PROMPT ->
Your task is to transcribe the records exactly, skipping every image.

Stored entries ->
--- BEGIN ---
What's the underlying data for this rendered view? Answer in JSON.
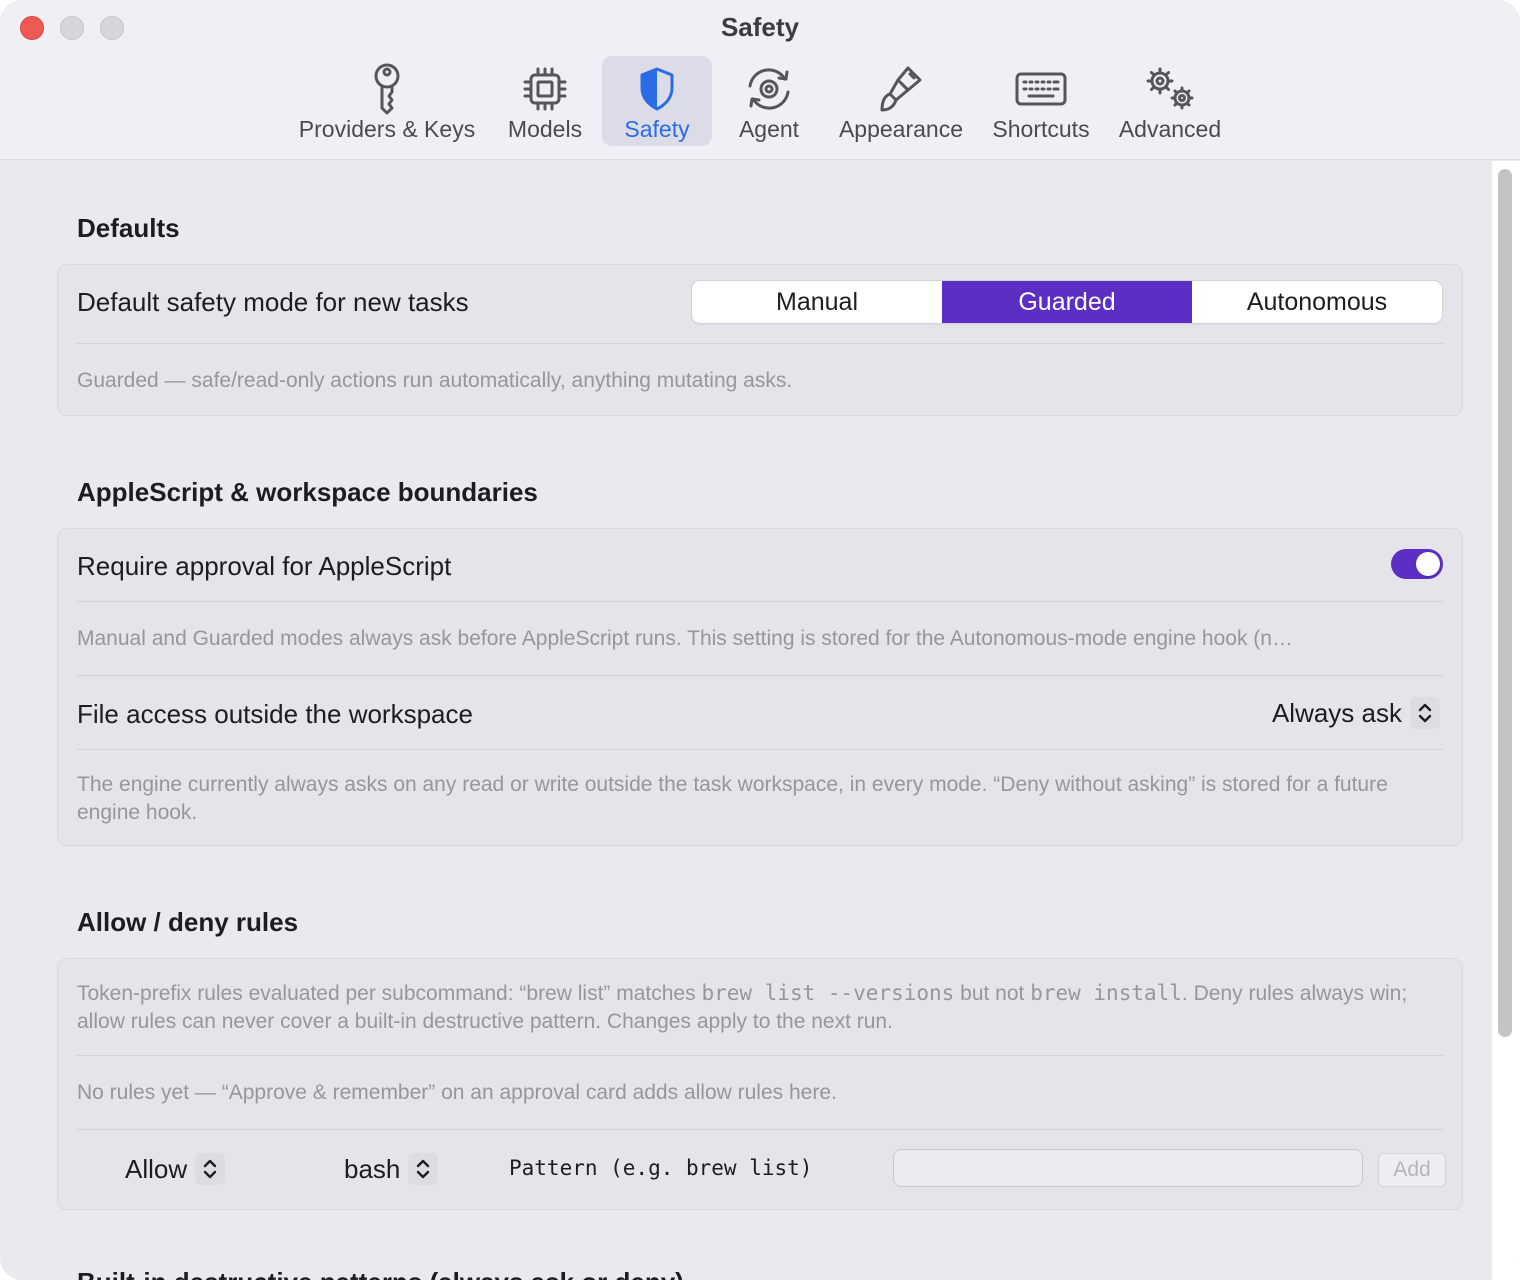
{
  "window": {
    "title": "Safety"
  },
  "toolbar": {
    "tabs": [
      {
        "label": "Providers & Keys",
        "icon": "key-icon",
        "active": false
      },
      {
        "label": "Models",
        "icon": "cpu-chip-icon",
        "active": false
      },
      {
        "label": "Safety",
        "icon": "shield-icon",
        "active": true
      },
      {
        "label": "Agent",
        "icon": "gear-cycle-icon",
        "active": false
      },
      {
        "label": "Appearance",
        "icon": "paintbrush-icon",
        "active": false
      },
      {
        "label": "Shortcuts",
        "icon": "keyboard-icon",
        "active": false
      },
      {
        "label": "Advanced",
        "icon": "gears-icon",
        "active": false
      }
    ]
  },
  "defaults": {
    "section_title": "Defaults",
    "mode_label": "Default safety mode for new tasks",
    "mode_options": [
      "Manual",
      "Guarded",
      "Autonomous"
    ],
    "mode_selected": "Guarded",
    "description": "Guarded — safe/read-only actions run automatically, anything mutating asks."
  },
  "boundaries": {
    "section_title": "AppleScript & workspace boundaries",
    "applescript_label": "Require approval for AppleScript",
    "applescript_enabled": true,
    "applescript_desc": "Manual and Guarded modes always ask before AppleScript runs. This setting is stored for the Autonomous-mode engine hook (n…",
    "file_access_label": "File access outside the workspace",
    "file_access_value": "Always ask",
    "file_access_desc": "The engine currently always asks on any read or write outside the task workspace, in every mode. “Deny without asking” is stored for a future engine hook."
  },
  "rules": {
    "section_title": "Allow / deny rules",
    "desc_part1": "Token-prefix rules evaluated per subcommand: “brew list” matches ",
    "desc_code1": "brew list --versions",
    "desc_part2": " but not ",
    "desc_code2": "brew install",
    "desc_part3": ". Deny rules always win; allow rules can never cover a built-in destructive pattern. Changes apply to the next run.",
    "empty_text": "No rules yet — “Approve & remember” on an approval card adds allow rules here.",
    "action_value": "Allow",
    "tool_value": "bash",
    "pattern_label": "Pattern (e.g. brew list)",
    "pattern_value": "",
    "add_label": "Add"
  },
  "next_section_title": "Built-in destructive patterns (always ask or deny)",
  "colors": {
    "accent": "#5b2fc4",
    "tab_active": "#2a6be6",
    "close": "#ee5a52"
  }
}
--- END ---
OUTPUT OF THE TASK ->
What's the underlying data for this rendered view? Answer in JSON.
{
  "window": {
    "title": "Safety"
  },
  "toolbar": {
    "tabs": [
      {
        "label": "Providers & Keys",
        "icon": "key-icon",
        "active": false
      },
      {
        "label": "Models",
        "icon": "cpu-chip-icon",
        "active": false
      },
      {
        "label": "Safety",
        "icon": "shield-icon",
        "active": true
      },
      {
        "label": "Agent",
        "icon": "gear-cycle-icon",
        "active": false
      },
      {
        "label": "Appearance",
        "icon": "paintbrush-icon",
        "active": false
      },
      {
        "label": "Shortcuts",
        "icon": "keyboard-icon",
        "active": false
      },
      {
        "label": "Advanced",
        "icon": "gears-icon",
        "active": false
      }
    ]
  },
  "defaults": {
    "section_title": "Defaults",
    "mode_label": "Default safety mode for new tasks",
    "mode_options": [
      "Manual",
      "Guarded",
      "Autonomous"
    ],
    "mode_selected": "Guarded",
    "description": "Guarded — safe/read-only actions run automatically, anything mutating asks."
  },
  "boundaries": {
    "section_title": "AppleScript & workspace boundaries",
    "applescript_label": "Require approval for AppleScript",
    "applescript_enabled": true,
    "applescript_desc": "Manual and Guarded modes always ask before AppleScript runs. This setting is stored for the Autonomous-mode engine hook (n…",
    "file_access_label": "File access outside the workspace",
    "file_access_value": "Always ask",
    "file_access_desc": "The engine currently always asks on any read or write outside the task workspace, in every mode. “Deny without asking” is stored for a future engine hook."
  },
  "rules": {
    "section_title": "Allow / deny rules",
    "desc_part1": "Token-prefix rules evaluated per subcommand: “brew list” matches ",
    "desc_code1": "brew list --versions",
    "desc_part2": " but not ",
    "desc_code2": "brew install",
    "desc_part3": ". Deny rules always win; allow rules can never cover a built-in destructive pattern. Changes apply to the next run.",
    "empty_text": "No rules yet — “Approve & remember” on an approval card adds allow rules here.",
    "action_value": "Allow",
    "tool_value": "bash",
    "pattern_label": "Pattern (e.g. brew list)",
    "pattern_value": "",
    "add_label": "Add"
  },
  "next_section_title": "Built-in destructive patterns (always ask or deny)",
  "colors": {
    "accent": "#5b2fc4",
    "tab_active": "#2a6be6",
    "close": "#ee5a52"
  }
}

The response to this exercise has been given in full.